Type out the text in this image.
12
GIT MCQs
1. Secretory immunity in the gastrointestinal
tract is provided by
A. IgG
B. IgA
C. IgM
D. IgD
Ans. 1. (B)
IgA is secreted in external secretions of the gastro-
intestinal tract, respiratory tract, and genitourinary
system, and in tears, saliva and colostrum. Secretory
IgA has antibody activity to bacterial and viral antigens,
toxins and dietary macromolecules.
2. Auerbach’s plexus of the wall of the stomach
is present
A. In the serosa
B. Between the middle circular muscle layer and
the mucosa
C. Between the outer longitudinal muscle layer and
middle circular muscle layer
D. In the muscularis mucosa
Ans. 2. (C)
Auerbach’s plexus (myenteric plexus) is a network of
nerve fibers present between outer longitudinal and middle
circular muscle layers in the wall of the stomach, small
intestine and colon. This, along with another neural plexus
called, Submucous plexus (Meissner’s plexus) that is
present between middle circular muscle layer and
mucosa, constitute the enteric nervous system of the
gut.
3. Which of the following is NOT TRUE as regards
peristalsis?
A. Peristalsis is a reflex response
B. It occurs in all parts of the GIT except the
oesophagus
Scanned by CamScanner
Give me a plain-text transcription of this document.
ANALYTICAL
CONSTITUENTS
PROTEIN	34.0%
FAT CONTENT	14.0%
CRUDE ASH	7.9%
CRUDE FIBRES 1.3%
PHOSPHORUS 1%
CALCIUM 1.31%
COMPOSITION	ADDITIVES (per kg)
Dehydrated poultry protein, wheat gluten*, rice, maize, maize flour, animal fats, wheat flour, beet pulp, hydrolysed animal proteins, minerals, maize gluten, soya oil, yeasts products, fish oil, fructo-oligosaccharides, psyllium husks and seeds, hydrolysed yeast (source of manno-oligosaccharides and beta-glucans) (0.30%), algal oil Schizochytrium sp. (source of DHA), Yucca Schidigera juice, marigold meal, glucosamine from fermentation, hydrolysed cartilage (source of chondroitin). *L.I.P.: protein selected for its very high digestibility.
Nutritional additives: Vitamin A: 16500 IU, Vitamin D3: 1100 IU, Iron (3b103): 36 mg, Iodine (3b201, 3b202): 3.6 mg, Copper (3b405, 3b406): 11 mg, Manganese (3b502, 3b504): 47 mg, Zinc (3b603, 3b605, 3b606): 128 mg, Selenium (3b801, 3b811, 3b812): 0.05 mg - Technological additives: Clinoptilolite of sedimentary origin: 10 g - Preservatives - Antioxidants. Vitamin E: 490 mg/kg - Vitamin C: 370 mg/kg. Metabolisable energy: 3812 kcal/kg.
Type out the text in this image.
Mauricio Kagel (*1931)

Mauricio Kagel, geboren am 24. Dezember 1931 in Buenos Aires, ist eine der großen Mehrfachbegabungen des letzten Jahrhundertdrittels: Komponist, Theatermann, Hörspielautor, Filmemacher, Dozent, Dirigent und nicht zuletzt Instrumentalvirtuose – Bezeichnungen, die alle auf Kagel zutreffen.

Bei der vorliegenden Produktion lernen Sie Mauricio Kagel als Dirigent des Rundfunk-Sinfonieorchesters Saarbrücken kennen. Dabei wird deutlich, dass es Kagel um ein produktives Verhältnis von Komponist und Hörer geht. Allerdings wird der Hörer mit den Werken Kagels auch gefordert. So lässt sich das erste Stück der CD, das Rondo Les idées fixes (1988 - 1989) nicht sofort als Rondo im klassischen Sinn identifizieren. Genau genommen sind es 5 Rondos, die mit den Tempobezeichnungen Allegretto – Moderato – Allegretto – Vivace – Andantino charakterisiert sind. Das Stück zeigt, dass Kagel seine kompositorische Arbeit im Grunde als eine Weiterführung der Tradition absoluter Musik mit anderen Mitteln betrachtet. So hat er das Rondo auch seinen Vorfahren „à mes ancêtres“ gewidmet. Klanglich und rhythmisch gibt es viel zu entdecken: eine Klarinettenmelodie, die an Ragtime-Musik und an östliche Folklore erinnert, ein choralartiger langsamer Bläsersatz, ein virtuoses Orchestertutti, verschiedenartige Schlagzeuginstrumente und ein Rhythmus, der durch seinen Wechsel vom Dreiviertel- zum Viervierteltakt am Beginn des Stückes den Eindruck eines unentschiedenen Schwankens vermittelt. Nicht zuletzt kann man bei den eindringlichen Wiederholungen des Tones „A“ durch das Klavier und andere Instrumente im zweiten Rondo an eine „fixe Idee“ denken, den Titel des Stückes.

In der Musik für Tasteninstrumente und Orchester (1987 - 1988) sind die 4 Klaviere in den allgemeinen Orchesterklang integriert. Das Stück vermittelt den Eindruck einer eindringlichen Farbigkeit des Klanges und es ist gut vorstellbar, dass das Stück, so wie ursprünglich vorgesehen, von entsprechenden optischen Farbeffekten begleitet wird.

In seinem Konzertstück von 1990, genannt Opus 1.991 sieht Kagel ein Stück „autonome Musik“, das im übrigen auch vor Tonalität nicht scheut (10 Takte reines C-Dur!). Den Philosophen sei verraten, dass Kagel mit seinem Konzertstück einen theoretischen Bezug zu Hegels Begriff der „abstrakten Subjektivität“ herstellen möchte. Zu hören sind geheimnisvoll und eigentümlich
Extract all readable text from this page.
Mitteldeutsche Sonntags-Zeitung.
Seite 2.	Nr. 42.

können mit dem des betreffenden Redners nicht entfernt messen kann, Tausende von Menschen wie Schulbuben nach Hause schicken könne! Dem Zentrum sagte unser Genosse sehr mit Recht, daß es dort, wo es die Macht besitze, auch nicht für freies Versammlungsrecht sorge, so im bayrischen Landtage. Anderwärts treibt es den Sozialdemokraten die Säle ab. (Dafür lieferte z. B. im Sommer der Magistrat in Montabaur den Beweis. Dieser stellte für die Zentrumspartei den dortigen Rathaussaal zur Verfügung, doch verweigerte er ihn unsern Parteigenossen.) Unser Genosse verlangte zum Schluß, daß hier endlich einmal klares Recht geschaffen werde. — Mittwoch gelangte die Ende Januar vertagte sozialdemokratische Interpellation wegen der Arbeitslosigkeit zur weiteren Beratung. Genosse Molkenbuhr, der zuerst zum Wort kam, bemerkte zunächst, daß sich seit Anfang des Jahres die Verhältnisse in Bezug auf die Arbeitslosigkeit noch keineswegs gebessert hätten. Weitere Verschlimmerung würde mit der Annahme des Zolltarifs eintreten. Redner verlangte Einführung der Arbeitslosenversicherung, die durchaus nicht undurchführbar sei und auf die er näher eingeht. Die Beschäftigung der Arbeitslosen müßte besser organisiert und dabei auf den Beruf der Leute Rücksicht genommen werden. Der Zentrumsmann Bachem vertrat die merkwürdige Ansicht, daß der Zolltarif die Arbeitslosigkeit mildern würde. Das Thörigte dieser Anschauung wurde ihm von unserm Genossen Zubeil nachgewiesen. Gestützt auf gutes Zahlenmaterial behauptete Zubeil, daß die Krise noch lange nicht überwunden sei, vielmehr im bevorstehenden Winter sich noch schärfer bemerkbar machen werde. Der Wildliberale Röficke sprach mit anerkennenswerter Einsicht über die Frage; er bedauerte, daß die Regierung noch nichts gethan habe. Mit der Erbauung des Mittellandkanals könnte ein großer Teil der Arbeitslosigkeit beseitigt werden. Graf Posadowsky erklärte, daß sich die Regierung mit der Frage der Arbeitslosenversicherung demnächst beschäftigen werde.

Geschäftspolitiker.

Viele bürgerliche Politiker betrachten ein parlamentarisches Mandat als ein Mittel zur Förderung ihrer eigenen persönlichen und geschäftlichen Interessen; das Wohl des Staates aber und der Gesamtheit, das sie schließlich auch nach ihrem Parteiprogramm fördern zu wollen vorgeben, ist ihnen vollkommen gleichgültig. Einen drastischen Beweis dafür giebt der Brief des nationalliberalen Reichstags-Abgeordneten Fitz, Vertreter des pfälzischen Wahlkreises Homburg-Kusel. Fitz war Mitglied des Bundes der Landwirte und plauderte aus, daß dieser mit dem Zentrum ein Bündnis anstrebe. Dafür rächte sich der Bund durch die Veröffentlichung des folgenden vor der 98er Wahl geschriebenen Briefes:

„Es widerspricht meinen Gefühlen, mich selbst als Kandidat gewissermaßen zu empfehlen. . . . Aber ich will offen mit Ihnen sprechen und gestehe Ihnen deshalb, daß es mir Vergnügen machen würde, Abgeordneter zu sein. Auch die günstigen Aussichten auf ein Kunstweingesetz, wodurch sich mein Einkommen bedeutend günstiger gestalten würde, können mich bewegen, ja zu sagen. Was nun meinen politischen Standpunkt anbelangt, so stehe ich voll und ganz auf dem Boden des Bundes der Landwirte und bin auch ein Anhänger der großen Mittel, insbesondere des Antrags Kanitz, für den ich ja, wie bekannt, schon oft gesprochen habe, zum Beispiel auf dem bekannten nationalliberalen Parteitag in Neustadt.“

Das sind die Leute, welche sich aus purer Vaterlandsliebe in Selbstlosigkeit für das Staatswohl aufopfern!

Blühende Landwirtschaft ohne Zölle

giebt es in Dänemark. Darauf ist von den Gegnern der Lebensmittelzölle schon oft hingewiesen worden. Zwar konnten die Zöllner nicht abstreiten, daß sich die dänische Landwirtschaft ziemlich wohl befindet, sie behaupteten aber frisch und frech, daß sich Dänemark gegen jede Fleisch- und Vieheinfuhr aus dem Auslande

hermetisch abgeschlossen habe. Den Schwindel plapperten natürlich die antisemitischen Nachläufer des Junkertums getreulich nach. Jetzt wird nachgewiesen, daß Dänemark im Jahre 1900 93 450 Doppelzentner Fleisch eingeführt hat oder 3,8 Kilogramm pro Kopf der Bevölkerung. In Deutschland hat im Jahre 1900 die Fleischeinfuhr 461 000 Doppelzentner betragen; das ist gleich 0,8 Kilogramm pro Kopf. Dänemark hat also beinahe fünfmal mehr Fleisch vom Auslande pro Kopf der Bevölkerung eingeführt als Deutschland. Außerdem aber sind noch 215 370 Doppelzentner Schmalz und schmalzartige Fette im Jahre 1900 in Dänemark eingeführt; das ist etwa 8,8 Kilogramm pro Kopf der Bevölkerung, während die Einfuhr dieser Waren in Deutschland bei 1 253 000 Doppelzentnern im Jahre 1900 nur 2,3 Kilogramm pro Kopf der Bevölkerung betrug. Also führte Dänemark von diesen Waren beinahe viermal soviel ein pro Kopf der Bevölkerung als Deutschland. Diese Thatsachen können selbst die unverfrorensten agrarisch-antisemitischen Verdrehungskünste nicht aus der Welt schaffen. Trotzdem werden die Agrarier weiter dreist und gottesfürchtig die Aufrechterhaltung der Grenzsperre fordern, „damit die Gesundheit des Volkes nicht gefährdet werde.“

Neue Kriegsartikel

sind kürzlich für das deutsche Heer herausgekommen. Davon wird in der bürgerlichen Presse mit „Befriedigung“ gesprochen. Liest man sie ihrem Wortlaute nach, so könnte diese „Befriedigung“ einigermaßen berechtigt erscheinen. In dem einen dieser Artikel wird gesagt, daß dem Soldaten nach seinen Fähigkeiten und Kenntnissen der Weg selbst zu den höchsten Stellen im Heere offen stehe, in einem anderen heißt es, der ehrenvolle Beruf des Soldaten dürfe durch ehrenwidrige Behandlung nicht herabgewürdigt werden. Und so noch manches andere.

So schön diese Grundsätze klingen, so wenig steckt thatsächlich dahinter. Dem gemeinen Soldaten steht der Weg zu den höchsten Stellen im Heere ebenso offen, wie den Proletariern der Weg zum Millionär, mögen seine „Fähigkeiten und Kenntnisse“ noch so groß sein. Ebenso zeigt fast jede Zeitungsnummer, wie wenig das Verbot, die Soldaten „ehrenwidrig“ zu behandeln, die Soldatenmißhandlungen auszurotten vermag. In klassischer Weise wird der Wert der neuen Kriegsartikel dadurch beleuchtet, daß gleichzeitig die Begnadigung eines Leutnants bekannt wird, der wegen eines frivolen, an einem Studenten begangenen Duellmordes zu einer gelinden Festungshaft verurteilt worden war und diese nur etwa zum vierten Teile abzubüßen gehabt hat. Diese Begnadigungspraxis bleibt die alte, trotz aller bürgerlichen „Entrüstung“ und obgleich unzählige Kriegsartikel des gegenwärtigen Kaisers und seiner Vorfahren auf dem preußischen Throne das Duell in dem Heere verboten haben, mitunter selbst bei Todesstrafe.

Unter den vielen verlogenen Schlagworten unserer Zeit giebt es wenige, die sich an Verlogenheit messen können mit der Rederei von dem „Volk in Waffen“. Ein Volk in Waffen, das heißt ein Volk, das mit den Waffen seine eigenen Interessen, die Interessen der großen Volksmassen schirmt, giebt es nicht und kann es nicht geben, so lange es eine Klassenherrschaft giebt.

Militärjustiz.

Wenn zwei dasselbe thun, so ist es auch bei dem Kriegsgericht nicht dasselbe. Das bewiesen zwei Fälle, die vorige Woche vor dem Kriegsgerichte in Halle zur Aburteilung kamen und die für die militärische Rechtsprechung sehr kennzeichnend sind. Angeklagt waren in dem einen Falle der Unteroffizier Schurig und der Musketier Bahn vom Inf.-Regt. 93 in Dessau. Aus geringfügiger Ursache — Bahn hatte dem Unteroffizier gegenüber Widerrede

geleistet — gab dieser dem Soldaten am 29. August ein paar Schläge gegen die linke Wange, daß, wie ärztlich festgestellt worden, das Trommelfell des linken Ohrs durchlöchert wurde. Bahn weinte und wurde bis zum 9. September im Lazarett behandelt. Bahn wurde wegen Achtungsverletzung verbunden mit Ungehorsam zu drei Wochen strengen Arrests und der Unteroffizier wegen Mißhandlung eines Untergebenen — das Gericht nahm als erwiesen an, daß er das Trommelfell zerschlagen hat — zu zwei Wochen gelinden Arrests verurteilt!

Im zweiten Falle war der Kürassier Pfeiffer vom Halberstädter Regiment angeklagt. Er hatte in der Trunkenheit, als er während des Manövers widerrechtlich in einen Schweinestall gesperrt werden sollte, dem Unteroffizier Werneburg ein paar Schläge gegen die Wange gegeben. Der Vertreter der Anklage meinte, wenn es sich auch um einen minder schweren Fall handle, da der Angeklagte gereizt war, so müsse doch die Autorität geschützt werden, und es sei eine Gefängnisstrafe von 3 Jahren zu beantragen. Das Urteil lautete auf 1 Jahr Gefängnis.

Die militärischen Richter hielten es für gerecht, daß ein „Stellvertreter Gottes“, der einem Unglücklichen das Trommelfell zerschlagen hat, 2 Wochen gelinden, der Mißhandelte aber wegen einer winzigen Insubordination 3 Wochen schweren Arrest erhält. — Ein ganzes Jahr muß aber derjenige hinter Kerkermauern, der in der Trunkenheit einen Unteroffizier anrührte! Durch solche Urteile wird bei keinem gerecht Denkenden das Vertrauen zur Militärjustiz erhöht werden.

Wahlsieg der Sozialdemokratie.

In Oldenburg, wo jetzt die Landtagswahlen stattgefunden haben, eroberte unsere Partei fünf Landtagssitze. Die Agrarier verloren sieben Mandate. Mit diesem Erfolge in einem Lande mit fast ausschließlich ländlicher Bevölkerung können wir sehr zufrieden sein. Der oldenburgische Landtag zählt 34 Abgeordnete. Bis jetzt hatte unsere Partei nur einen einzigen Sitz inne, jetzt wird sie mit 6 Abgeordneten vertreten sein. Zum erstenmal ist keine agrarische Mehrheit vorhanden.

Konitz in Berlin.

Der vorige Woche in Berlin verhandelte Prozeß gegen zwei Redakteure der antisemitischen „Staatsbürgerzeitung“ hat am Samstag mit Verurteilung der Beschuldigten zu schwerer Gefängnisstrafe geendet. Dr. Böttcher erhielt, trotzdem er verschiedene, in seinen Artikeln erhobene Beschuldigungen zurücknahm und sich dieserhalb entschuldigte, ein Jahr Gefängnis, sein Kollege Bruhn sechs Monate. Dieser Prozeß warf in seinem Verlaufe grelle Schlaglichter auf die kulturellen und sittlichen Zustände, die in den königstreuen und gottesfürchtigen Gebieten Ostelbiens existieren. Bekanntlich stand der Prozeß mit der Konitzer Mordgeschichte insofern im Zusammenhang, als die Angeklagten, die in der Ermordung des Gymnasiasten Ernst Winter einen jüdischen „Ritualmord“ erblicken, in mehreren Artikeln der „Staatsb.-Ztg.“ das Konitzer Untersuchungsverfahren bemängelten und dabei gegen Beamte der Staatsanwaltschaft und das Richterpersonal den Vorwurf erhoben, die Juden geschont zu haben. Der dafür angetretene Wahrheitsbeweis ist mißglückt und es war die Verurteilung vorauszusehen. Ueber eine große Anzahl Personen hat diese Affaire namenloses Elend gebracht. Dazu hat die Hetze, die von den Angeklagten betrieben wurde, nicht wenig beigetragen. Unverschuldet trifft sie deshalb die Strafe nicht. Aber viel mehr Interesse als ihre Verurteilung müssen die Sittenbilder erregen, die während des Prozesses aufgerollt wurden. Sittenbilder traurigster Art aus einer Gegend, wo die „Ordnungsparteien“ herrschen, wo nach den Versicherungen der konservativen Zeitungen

+ + + + + + +

__Your assignment__. Using the listing above, count the lines that contain the word "Militärjustiz" and state only that number.

__Task result__. 2